本文
一緒に登下校していた のんちゃん ありちゃん
休み時間も、こっそり授業の時間も
いつも一緒にふざけていたクラスのスクワード、
昔からよく遊んでいた幼馴染のしゅんしゅん、
同じ班のお調子者、あんでぃー。

みんな面白くてだいすきだけど、
今も連絡を取ったり、
会ったりする仲の子はほとんど居ない
どこで何をしているかも分からない子の方が多い

小学3年生の鳥居れなは、兄が通い始めると同時に
どうせなら、と近所の塾に行くことになった。

社交的だと通信簿に書かれたことは、あるのだが…
やはり、いきなり知らない学校の子達に混ざるのは
少し不安があった。
黄緑の新しいノートを買って、無理やり気分を上げたが
初めての授業は緊張していた。
思ったより大きな音で開いたガラス張りのドアに
自ら驚きながら、知っている人を探した。

肌が真っ白でスラッと背の高い華奢なあーちゃん!
あーちゃんは私より1年先に通いはじめていたらしい。

あーちゃんとは、幼稚園から一緒で
お絵描きや家族ごっこなどの、定番の園児の遊びに加え
お互いに、自作の物語を読み聞かせするという
園児にしては高度な遊びをした思い出がある。
ちなみにその物語には大抵、
ぶりぶりざえもん が出てくる。

私は、側へ駆け寄り「あーちゃん」と声をかけた。
振り返ったあーちゃんのエクボを見てホッとした、

休み時間もじっと席に座ってる私のところへ
あーちゃんは話しかけにきてくれた。
なんて優しくていい子なんだろう。
あの時はありがとう…あーちゃん!

そして当時8歳の私にとって、
その先の人生でとても大切な存在になる人物に、
出会わせてくれたのもあーちゃんだった。

2度目の休み時間に紹介したい子がいるから来てと、
誘われて隣のクラスに一緒に行った。
前から3列目の真ん中あたりに
くっきりとした二重の綺麗な黒髪の女の子が座っていた

あーちゃんとその子は親しげに「やっほー」と交わし
私はやや遅れて「こんちわ。」と言った。

あーちゃんは丁寧にお互いのことを紹介してくれた。
隣町に住む他校の子と話すのは
何だか新鮮な気持ちだった。
席に座ってこちらを見上げながら
よろしくねと笑ってくれたことをよく覚えている。

彼女がサリー。わたしの親友。

仲良くなるのに時間はかからなかった
塾に通うことに対しては乗り気でなかったのだが、
私はほぼ、サリーに会うために通っていたのだと思う。
サリーにとっても、きっとそうだったと思う。

データファイルの一部:
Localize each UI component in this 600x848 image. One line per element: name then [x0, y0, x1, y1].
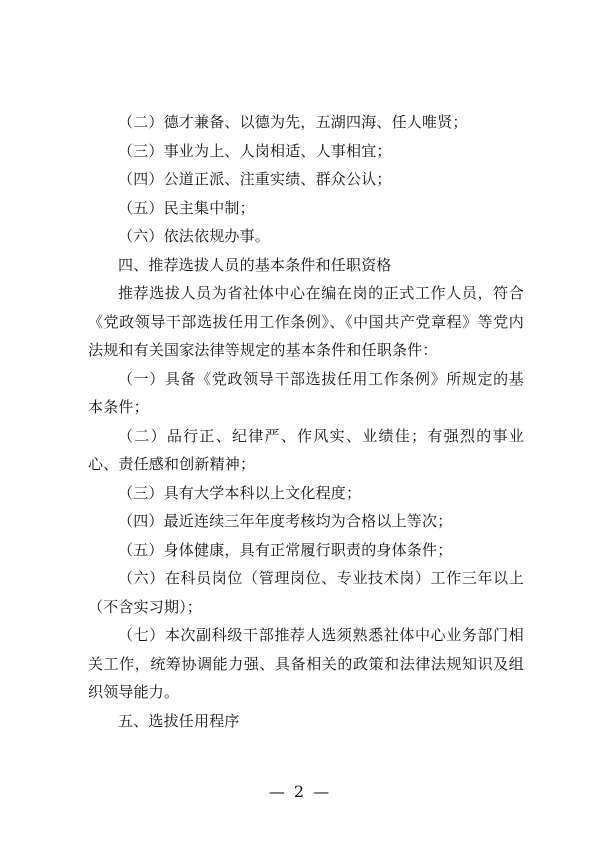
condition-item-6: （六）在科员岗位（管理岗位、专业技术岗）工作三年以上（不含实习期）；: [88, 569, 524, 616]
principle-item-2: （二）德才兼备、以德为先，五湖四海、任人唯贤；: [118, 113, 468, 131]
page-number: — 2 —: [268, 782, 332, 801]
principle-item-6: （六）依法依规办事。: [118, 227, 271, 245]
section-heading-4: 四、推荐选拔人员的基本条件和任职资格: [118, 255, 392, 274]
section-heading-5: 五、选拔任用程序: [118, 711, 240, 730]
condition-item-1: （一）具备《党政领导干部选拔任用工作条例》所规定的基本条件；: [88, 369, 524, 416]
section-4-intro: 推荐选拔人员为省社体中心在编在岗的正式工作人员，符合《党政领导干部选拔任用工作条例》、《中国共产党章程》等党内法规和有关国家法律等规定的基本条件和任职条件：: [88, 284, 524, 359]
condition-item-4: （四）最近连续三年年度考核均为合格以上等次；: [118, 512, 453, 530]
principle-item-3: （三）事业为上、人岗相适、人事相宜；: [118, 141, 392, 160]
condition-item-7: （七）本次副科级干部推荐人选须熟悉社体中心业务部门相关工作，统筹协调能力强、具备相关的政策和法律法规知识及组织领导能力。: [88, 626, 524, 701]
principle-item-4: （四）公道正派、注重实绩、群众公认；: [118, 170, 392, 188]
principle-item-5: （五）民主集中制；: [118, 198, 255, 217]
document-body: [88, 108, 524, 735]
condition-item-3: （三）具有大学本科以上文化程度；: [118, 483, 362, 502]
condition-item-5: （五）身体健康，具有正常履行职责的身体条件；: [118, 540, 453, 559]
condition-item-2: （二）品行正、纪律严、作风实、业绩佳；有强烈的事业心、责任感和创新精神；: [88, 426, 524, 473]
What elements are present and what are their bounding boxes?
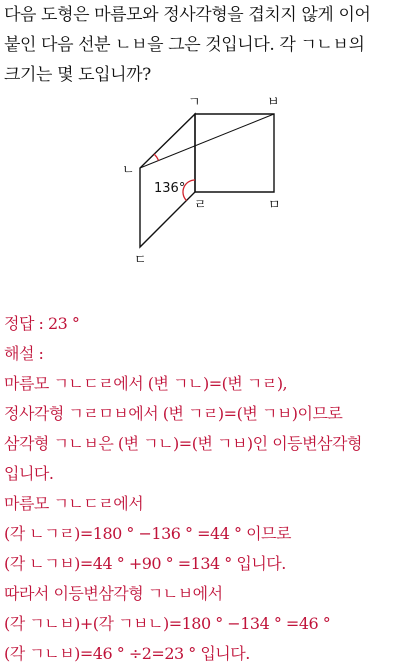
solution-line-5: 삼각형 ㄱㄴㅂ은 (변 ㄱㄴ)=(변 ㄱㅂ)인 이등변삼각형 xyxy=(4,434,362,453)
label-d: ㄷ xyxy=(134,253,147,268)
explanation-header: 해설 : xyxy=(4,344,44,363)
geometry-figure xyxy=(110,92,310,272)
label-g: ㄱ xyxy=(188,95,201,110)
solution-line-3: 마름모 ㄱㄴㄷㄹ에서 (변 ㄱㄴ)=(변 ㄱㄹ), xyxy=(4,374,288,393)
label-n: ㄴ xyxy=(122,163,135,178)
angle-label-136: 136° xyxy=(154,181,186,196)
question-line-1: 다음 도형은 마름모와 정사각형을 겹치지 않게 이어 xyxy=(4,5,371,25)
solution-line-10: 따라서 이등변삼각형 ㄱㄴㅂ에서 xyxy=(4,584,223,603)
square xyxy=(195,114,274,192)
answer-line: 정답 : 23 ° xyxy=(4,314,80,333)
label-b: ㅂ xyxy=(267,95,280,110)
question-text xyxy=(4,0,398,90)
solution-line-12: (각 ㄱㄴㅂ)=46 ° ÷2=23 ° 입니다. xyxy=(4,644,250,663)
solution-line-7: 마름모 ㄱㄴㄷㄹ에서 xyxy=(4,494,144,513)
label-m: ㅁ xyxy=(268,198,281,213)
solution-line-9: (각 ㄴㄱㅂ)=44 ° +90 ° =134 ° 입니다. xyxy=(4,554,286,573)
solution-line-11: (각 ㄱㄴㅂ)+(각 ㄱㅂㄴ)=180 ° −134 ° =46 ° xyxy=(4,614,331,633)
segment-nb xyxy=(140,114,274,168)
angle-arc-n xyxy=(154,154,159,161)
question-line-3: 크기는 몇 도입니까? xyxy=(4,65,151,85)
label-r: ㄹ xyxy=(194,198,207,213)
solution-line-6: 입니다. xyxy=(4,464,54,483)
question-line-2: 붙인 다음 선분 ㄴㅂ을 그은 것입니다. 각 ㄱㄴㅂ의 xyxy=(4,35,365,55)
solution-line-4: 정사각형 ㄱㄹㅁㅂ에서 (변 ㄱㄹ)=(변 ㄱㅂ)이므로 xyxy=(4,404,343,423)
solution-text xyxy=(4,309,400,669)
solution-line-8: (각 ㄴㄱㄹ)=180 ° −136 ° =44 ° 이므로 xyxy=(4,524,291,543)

課題のねらい
本文の「2度目の休み時間に紹介したい子がいるから来てと、」から「よろしくねと笑ってくれたことをよく覚えている。」までを、一字一句変えずに出力してください。

正解
2度目の休み時間に紹介したい子がいるから来てと、
誘われて隣のクラスに一緒に行った。
前から3列目の真ん中あたりに
くっきりとした二重の綺麗な黒髪の女の子が座っていた

あーちゃんとその子は親しげに「やっほー」と交わし
私はやや遅れて「こんちわ。」と言った。

あーちゃんは丁寧にお互いのことを紹介してくれた。
隣町に住む他校の子と話すのは
何だか新鮮な気持ちだった。
席に座ってこちらを見上げながら
よろしくねと笑ってくれたことをよく覚えている。